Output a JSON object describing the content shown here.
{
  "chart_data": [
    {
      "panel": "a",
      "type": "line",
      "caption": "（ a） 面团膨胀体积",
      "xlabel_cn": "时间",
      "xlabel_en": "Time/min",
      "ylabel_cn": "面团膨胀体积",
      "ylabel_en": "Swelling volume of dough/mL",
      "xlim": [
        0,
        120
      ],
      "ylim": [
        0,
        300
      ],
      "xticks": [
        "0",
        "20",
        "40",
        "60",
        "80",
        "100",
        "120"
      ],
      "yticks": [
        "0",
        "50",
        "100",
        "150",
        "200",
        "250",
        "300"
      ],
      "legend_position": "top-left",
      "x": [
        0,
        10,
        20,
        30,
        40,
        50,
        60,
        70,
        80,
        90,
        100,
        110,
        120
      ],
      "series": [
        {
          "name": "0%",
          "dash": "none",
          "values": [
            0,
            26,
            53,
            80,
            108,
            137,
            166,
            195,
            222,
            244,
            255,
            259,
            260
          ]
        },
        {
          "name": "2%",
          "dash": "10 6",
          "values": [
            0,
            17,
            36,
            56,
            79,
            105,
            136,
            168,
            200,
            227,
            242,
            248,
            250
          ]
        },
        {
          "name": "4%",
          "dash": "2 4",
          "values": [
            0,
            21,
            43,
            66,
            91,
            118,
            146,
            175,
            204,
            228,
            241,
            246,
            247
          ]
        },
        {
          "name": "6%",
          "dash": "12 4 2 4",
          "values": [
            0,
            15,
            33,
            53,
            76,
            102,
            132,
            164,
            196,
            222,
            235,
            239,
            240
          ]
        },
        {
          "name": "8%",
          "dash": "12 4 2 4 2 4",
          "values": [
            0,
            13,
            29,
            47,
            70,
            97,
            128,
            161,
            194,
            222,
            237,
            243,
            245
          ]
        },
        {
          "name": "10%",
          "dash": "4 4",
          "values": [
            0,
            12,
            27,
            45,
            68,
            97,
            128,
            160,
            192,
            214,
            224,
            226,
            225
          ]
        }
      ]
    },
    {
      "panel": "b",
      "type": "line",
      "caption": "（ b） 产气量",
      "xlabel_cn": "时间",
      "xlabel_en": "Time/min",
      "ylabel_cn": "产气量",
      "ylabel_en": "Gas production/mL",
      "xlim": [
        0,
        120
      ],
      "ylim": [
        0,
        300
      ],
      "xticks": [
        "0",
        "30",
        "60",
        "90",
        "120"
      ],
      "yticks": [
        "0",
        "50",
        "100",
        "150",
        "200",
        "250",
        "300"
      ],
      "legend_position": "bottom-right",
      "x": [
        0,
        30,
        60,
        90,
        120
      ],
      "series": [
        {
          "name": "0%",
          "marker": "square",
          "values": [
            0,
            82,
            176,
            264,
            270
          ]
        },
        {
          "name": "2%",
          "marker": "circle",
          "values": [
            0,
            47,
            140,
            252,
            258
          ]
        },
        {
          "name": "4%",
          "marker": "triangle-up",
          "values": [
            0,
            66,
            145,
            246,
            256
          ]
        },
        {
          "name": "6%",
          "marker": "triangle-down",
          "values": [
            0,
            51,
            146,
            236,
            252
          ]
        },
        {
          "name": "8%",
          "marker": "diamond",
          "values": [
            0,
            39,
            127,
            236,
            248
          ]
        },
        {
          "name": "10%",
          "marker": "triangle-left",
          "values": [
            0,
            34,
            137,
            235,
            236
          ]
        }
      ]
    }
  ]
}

**Exercise:**
Write out the listing once more, matching it exactly.

**Answer to this task:**
Output a JSON object describing the content shown here.
{
  "chart_data": [
    {
      "panel": "a",
      "type": "line",
      "caption": "（ a） 面团膨胀体积",
      "xlabel_cn": "时间",
      "xlabel_en": "Time/min",
      "ylabel_cn": "面团膨胀体积",
      "ylabel_en": "Swelling volume of dough/mL",
      "xlim": [
        0,
        120
      ],
      "ylim": [
        0,
        300
      ],
      "xticks": [
        "0",
        "20",
        "40",
        "60",
        "80",
        "100",
        "120"
      ],
      "yticks": [
        "0",
        "50",
        "100",
        "150",
        "200",
        "250",
        "300"
      ],
      "legend_position": "top-left",
      "x": [
        0,
        10,
        20,
        30,
        40,
        50,
        60,
        70,
        80,
        90,
        100,
        110,
        120
      ],
      "series": [
        {
          "name": "0%",
          "dash": "none",
          "values": [
            0,
            26,
            53,
            80,
            108,
            137,
            166,
            195,
            222,
            244,
            255,
            259,
            260
          ]
        },
        {
          "name": "2%",
          "dash": "10 6",
          "values": [
            0,
            17,
            36,
            56,
            79,
            105,
            136,
            168,
            200,
            227,
            242,
            248,
            250
          ]
        },
        {
          "name": "4%",
          "dash": "2 4",
          "values": [
            0,
            21,
            43,
            66,
            91,
            118,
            146,
            175,
            204,
            228,
            241,
            246,
            247
          ]
        },
        {
          "name": "6%",
          "dash": "12 4 2 4",
          "values": [
            0,
            15,
            33,
            53,
            76,
            102,
            132,
            164,
            196,
            222,
            235,
            239,
            240
          ]
        },
        {
          "name": "8%",
          "dash": "12 4 2 4 2 4",
          "values": [
            0,
            13,
            29,
            47,
            70,
            97,
            128,
            161,
            194,
            222,
            237,
            243,
            245
          ]
        },
        {
          "name": "10%",
          "dash": "4 4",
          "values": [
            0,
            12,
            27,
            45,
            68,
            97,
            128,
            160,
            192,
            214,
            224,
            226,
            225
          ]
        }
      ]
    },
    {
      "panel": "b",
      "type": "line",
      "caption": "（ b） 产气量",
      "xlabel_cn": "时间",
      "xlabel_en": "Time/min",
      "ylabel_cn": "产气量",
      "ylabel_en": "Gas production/mL",
      "xlim": [
        0,
        120
      ],
      "ylim": [
        0,
        300
      ],
      "xticks": [
        "0",
        "30",
        "60",
        "90",
        "120"
      ],
      "yticks": [
        "0",
        "50",
        "100",
        "150",
        "200",
        "250",
        "300"
      ],
      "legend_position": "bottom-right",
      "x": [
        0,
        30,
        60,
        90,
        120
      ],
      "series": [
        {
          "name": "0%",
          "marker": "square",
          "values": [
            0,
            82,
            176,
            264,
            270
          ]
        },
        {
          "name": "2%",
          "marker": "circle",
          "values": [
            0,
            47,
            140,
            252,
            258
          ]
        },
        {
          "name": "4%",
          "marker": "triangle-up",
          "values": [
            0,
            66,
            145,
            246,
            256
          ]
        },
        {
          "name": "6%",
          "marker": "triangle-down",
          "values": [
            0,
            51,
            146,
            236,
            252
          ]
        },
        {
          "name": "8%",
          "marker": "diamond",
          "values": [
            0,
            39,
            127,
            236,
            248
          ]
        },
        {
          "name": "10%",
          "marker": "triangle-left",
          "values": [
            0,
            34,
            137,
            235,
            236
          ]
        }
      ]
    }
  ]
}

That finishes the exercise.